• _Extracted entries_:
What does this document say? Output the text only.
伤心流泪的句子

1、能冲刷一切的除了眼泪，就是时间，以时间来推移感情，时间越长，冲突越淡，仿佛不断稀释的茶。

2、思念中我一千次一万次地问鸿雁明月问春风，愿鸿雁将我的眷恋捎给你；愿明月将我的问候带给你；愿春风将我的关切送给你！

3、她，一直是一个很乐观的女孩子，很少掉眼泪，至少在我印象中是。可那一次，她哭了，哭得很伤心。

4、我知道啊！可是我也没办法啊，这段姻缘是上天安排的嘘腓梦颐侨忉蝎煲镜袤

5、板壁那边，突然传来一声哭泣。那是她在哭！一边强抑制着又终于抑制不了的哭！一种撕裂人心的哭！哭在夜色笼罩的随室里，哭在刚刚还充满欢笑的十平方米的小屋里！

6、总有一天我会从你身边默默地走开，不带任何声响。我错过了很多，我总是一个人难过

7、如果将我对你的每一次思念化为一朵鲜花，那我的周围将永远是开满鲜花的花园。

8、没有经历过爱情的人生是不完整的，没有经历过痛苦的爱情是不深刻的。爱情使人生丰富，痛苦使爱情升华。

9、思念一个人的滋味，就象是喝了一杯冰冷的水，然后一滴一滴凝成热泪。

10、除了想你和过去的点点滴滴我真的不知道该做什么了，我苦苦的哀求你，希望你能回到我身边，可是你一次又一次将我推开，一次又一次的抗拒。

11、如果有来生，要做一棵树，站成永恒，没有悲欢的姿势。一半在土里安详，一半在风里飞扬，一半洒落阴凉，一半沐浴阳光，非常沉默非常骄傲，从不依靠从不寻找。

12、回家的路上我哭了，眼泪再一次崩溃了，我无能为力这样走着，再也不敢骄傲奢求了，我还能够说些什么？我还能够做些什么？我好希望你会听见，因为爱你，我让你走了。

• _Written problem_: Retype all the records, matching them exactly.

• _Solution_:
What does this document say? Output the text only.
伤心流泪的句子

1、能冲刷一切的除了眼泪，就是时间，以时间来推移感情，时间越长，冲突越淡，仿佛不断稀释的茶。

2、思念中我一千次一万次地问鸿雁明月问春风，愿鸿雁将我的眷恋捎给你；愿明月将我的问候带给你；愿春风将我的关切送给你！

3、她，一直是一个很乐观的女孩子，很少掉眼泪，至少在我印象中是。可那一次，她哭了，哭得很伤心。

4、我知道啊！可是我也没办法啊，这段姻缘是上天安排的嘘腓梦颐侨忉蝎煲镜袤

5、板壁那边，突然传来一声哭泣。那是她在哭！一边强抑制着又终于抑制不了的哭！一种撕裂人心的哭！哭在夜色笼罩的随室里，哭在刚刚还充满欢笑的十平方米的小屋里！

6、总有一天我会从你身边默默地走开，不带任何声响。我错过了很多，我总是一个人难过

7、如果将我对你的每一次思念化为一朵鲜花，那我的周围将永远是开满鲜花的花园。

8、没有经历过爱情的人生是不完整的，没有经历过痛苦的爱情是不深刻的。爱情使人生丰富，痛苦使爱情升华。

9、思念一个人的滋味，就象是喝了一杯冰冷的水，然后一滴一滴凝成热泪。

10、除了想你和过去的点点滴滴我真的不知道该做什么了，我苦苦的哀求你，希望你能回到我身边，可是你一次又一次将我推开，一次又一次的抗拒。

11、如果有来生，要做一棵树，站成永恒，没有悲欢的姿势。一半在土里安详，一半在风里飞扬，一半洒落阴凉，一半沐浴阳光，非常沉默非常骄傲，从不依靠从不寻找。

12、回家的路上我哭了，眼泪再一次崩溃了，我无能为力这样走着，再也不敢骄傲奢求了，我还能够说些什么？我还能够做些什么？我好希望你会听见，因为爱你，我让你走了。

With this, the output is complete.